[Lines of data]

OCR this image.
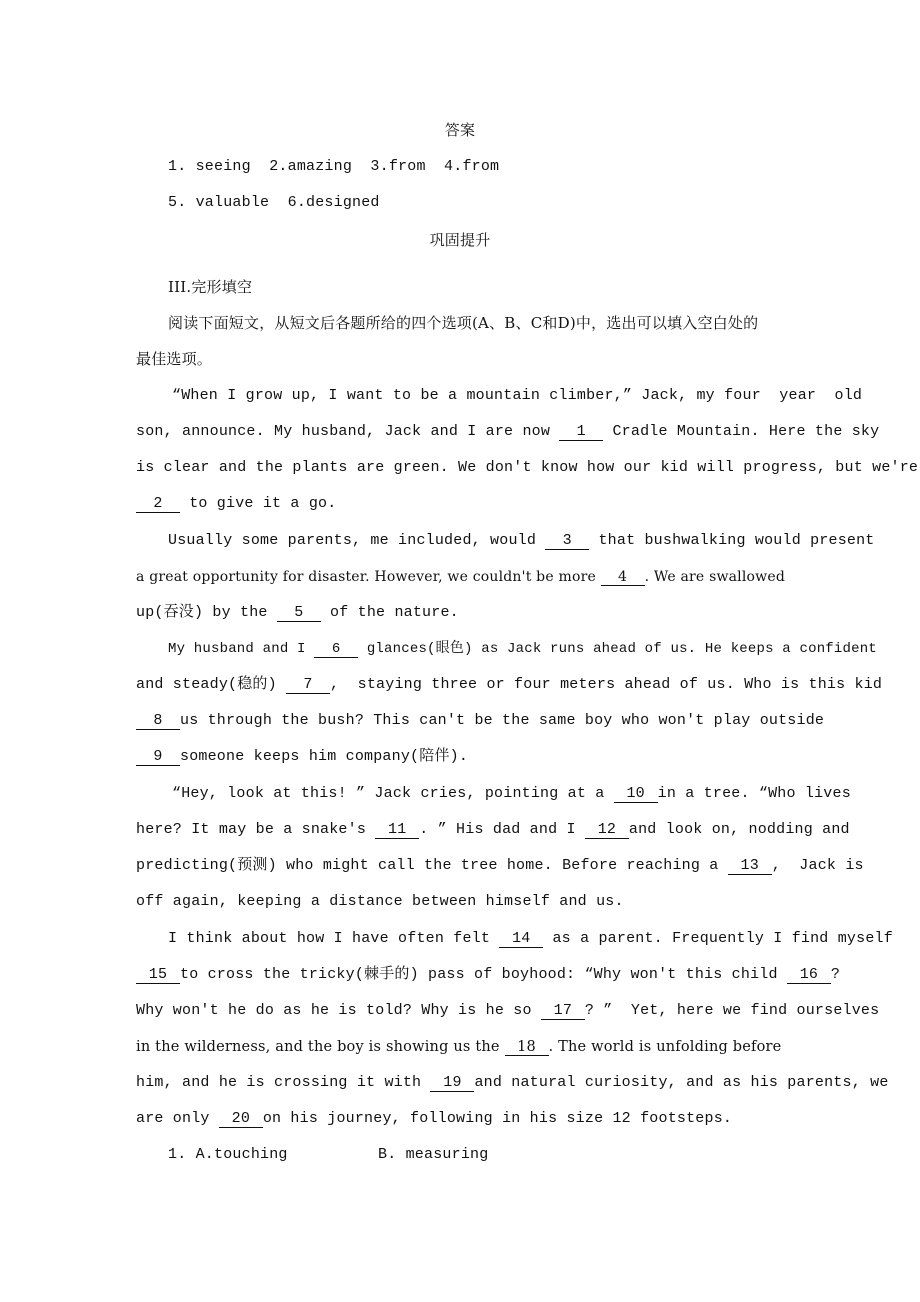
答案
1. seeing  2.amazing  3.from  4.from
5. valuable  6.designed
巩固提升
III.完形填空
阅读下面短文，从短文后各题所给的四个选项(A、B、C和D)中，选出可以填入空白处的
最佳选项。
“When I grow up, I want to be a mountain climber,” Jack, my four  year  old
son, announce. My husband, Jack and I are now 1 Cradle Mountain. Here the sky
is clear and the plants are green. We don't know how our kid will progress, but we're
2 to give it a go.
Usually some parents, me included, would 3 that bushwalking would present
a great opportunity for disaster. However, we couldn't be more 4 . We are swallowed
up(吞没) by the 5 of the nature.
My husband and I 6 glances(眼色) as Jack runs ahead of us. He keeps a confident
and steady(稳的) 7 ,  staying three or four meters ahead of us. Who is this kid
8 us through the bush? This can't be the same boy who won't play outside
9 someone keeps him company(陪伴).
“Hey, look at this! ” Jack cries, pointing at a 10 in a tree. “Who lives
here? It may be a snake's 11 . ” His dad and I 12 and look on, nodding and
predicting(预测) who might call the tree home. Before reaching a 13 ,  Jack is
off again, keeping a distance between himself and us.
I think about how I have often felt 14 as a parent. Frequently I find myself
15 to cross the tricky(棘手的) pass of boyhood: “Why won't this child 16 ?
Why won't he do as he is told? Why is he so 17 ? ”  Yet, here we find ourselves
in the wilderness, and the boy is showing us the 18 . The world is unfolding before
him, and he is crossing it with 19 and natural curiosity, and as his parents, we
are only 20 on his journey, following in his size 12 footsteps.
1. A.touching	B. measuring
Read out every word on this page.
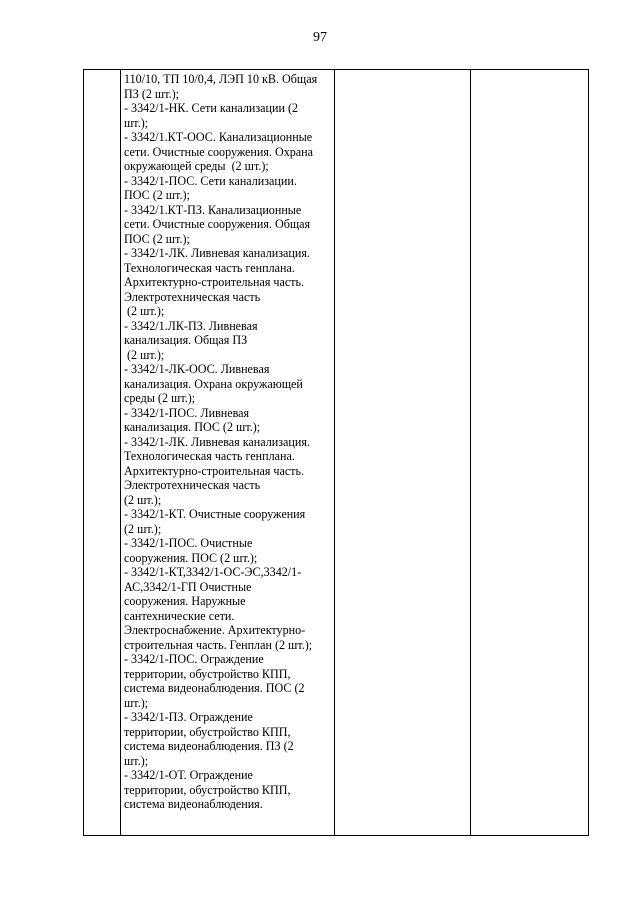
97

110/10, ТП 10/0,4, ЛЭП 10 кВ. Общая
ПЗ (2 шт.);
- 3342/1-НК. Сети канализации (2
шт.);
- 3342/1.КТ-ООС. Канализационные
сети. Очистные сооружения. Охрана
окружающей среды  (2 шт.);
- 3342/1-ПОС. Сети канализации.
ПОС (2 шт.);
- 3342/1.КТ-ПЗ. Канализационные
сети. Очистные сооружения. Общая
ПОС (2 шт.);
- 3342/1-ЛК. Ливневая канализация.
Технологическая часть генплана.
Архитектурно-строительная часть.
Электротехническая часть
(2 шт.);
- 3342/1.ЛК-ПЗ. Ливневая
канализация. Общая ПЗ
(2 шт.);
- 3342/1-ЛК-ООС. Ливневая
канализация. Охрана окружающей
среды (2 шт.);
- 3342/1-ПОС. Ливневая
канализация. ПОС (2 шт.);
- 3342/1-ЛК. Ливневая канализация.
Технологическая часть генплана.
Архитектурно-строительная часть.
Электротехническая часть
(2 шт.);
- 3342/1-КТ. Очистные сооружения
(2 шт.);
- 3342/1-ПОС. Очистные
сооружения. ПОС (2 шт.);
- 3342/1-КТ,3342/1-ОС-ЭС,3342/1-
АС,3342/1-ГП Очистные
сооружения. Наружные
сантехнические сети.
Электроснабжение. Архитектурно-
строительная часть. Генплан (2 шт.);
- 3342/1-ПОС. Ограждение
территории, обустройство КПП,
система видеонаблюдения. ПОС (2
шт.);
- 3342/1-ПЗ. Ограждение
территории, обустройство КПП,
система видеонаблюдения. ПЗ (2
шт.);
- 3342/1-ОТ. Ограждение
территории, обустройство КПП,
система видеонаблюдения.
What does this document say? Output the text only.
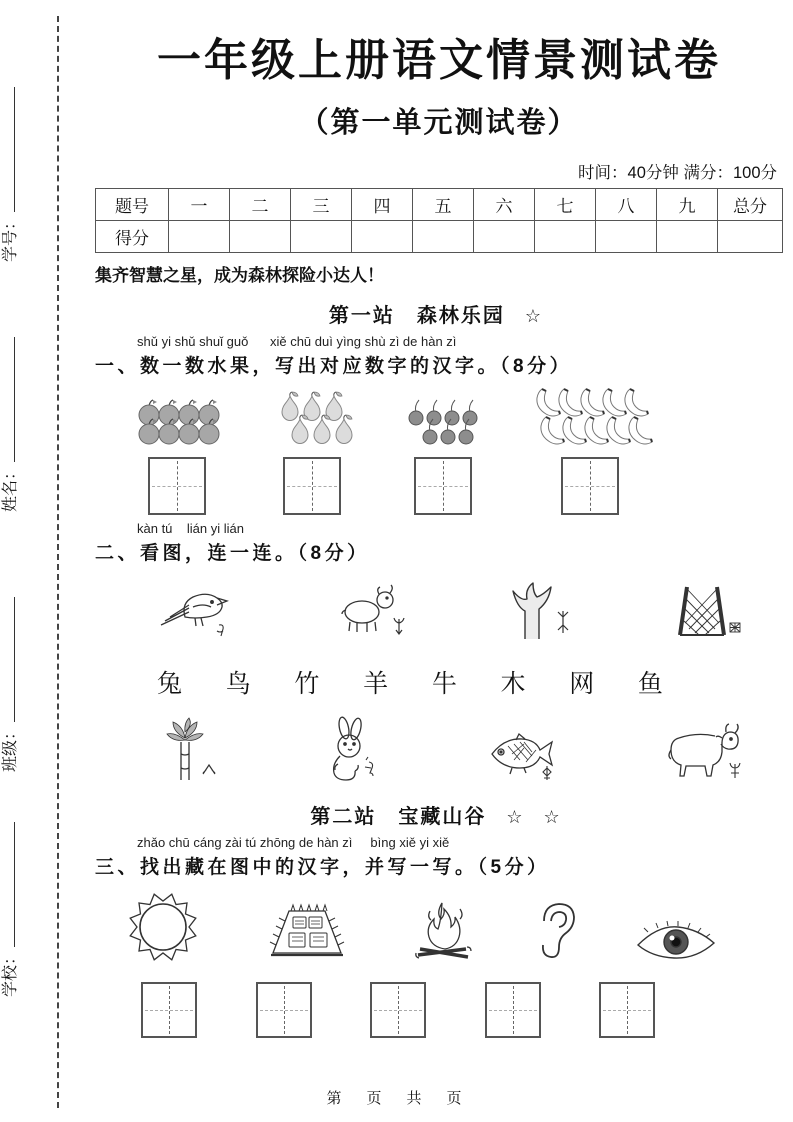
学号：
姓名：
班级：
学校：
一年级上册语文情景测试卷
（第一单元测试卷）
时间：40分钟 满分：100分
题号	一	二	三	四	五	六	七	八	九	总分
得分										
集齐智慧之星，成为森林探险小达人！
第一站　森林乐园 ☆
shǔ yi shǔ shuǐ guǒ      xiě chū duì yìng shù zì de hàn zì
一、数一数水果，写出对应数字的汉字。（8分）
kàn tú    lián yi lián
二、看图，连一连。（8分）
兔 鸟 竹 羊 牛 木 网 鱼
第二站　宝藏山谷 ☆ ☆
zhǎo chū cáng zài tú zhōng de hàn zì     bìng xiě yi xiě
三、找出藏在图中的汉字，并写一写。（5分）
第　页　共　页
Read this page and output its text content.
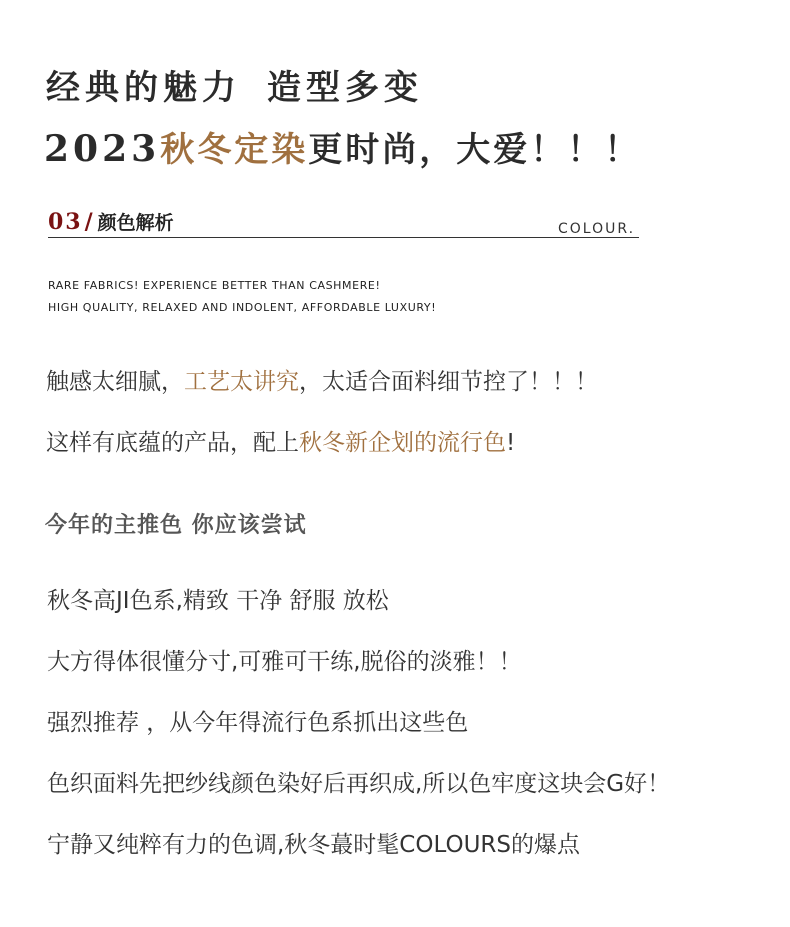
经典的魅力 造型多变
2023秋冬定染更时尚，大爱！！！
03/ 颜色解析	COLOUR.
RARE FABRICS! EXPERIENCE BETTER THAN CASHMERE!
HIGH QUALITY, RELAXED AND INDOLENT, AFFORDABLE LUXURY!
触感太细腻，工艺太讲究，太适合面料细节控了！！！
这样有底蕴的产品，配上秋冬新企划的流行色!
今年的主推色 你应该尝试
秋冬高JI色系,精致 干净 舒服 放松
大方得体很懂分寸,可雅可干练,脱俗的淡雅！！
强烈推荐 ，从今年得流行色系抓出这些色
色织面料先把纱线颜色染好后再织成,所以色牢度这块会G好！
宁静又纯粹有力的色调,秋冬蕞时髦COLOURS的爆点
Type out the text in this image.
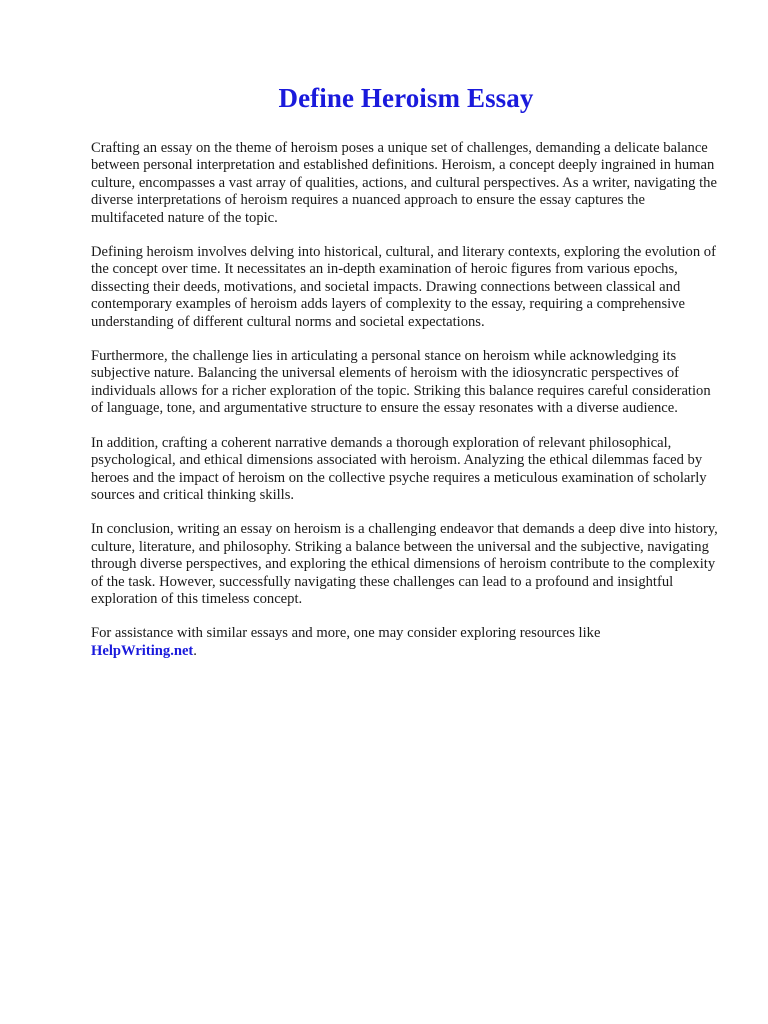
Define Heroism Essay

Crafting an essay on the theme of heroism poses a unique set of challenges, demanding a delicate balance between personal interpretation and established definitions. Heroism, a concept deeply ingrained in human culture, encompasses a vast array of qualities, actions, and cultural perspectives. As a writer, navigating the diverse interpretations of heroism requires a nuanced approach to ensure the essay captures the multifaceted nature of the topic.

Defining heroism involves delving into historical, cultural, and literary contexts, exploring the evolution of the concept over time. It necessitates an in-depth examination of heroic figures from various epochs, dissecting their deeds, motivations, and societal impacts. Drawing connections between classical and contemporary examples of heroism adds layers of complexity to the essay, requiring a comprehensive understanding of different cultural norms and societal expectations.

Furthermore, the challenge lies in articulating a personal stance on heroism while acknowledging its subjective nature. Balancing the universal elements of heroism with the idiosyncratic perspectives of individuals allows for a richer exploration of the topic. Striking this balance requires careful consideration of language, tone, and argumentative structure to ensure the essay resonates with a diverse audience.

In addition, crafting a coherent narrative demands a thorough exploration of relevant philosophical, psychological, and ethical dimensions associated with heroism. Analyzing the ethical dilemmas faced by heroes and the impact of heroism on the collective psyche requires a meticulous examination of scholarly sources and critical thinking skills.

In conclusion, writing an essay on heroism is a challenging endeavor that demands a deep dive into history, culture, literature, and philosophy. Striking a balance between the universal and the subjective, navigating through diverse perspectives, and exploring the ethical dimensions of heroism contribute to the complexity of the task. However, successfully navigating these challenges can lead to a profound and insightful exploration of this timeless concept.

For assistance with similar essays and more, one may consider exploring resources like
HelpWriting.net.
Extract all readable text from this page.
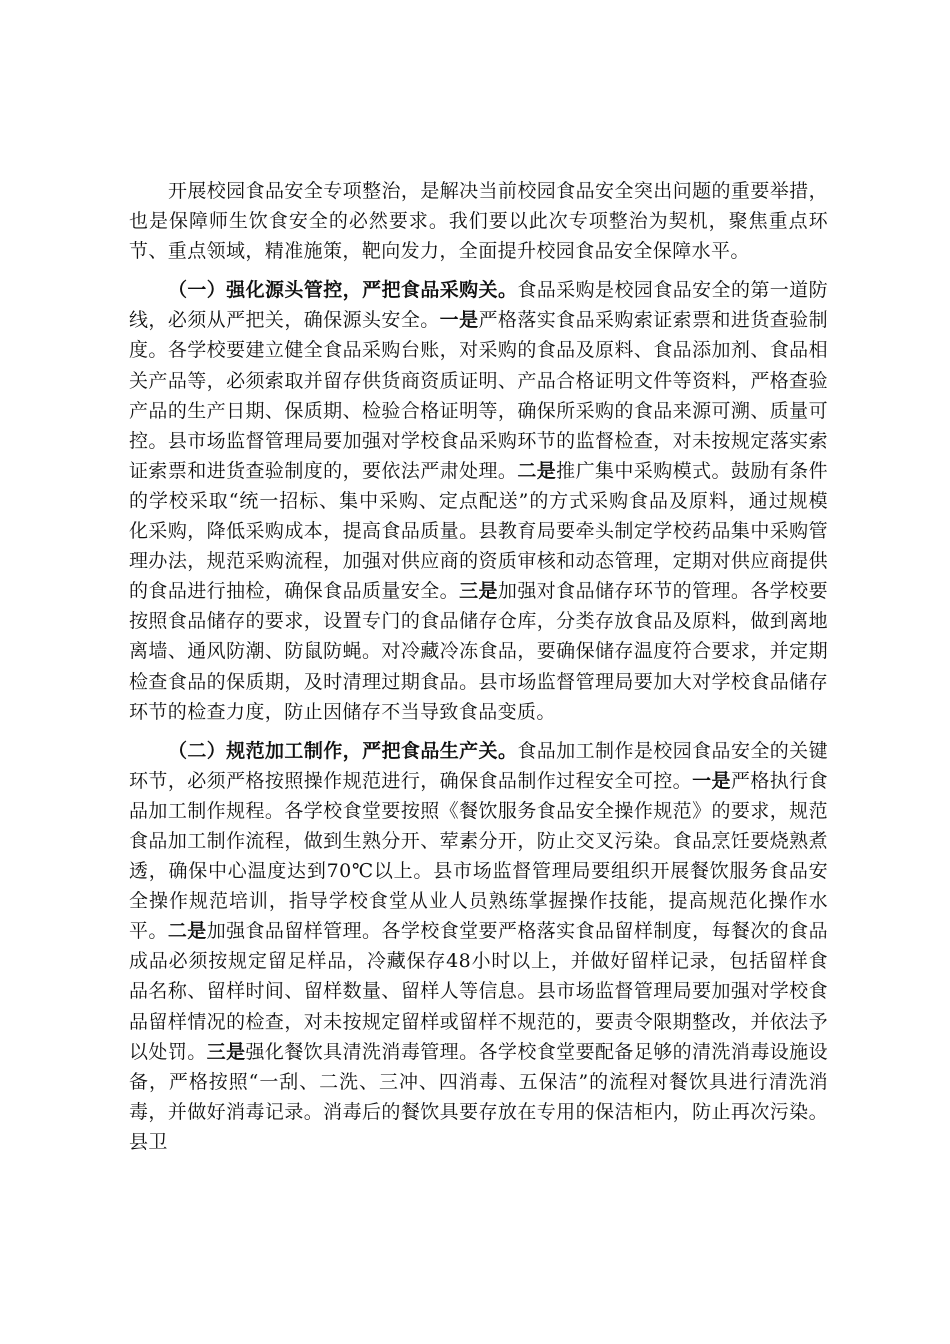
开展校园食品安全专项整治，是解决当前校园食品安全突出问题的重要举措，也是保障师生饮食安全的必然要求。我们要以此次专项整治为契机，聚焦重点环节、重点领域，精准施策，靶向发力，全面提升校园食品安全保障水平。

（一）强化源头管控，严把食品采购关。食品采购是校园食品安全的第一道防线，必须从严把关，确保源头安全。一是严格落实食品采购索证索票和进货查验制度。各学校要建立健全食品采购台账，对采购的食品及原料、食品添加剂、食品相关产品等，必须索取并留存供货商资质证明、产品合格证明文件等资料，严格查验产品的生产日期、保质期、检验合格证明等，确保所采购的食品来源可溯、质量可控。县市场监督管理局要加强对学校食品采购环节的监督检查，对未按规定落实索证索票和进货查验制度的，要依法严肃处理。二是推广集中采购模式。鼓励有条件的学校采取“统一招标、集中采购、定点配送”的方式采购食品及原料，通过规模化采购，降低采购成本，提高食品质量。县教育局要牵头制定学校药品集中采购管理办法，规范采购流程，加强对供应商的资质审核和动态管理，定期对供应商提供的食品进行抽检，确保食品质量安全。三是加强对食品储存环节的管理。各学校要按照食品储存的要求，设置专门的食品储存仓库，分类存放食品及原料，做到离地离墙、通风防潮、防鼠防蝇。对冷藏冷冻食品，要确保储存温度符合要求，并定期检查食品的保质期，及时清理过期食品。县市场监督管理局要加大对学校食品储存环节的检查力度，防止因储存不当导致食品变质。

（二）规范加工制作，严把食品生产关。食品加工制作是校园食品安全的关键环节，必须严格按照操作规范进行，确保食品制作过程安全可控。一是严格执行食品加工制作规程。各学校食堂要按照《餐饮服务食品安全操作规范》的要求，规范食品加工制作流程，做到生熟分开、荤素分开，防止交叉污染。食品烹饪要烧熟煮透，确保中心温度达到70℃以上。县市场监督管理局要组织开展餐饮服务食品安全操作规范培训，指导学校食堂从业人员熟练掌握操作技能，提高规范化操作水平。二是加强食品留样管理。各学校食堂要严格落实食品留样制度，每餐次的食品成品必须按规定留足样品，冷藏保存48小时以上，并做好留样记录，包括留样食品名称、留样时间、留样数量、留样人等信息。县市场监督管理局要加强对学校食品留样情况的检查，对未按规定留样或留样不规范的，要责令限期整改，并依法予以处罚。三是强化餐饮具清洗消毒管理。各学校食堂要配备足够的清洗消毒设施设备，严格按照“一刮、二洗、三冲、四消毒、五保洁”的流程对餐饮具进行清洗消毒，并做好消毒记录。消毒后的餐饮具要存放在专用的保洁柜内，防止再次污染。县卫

[CHALLENGE]
Within the listing, how many lines hold the word "from"? Only the number is to be given.

[CORRECT RESULT]
3